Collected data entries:
Begin
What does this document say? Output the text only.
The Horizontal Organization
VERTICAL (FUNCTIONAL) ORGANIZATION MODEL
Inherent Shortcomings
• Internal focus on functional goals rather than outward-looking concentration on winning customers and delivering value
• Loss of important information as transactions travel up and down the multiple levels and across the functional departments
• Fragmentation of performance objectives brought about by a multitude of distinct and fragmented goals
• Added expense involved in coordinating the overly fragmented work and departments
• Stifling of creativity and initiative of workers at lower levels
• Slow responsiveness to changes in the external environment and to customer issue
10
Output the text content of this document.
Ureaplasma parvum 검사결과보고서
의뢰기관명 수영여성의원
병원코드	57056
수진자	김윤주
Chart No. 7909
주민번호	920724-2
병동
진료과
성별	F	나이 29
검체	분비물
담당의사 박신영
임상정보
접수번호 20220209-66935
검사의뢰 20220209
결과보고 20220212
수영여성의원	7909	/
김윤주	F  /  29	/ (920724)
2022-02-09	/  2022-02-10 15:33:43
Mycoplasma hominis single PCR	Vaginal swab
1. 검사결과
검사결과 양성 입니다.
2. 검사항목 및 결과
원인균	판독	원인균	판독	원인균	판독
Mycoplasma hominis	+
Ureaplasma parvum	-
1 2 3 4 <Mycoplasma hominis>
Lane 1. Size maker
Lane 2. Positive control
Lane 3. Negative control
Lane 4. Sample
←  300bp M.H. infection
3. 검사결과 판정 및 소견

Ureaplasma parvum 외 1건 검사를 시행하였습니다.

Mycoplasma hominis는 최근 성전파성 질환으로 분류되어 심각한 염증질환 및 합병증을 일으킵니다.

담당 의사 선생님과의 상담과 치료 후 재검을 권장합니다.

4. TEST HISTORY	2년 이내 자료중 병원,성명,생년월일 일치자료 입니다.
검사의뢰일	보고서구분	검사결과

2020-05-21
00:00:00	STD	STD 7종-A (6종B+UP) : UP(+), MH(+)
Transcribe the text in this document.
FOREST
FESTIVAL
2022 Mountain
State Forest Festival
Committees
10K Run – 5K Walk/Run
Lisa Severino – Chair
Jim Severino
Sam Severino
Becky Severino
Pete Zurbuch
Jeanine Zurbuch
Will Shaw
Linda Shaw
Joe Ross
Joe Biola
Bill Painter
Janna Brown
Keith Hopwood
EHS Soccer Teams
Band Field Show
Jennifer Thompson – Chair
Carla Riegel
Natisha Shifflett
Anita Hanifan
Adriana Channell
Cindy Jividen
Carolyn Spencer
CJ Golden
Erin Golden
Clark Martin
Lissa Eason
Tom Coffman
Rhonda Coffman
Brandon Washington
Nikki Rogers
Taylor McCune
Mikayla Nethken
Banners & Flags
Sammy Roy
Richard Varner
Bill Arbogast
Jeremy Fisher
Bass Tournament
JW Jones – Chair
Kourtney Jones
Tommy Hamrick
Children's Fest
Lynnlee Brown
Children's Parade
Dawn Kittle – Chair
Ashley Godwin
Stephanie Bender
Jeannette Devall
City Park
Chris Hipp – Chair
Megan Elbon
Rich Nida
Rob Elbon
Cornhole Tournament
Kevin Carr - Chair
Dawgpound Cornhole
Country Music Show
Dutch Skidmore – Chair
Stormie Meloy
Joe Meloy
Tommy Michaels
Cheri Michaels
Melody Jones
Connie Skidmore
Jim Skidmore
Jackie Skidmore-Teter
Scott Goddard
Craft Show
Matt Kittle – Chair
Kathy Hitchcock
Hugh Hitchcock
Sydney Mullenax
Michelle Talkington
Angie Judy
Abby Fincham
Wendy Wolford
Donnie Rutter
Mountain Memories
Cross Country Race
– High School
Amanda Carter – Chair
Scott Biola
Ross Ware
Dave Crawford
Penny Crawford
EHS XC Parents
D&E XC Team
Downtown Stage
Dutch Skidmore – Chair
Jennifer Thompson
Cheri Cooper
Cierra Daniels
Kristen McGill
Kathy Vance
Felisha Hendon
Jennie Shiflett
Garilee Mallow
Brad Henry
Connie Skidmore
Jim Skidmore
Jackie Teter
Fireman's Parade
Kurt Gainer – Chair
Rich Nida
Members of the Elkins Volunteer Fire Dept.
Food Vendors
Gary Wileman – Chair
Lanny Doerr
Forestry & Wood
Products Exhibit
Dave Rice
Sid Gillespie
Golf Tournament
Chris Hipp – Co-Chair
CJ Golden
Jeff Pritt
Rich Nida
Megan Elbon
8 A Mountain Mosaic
End
▶ [BRIEF]: List the lines of the records where "Country" occurs.

▶ [SOLUTION FOR THIS TASK]:
Country Music Show
Cross Country Race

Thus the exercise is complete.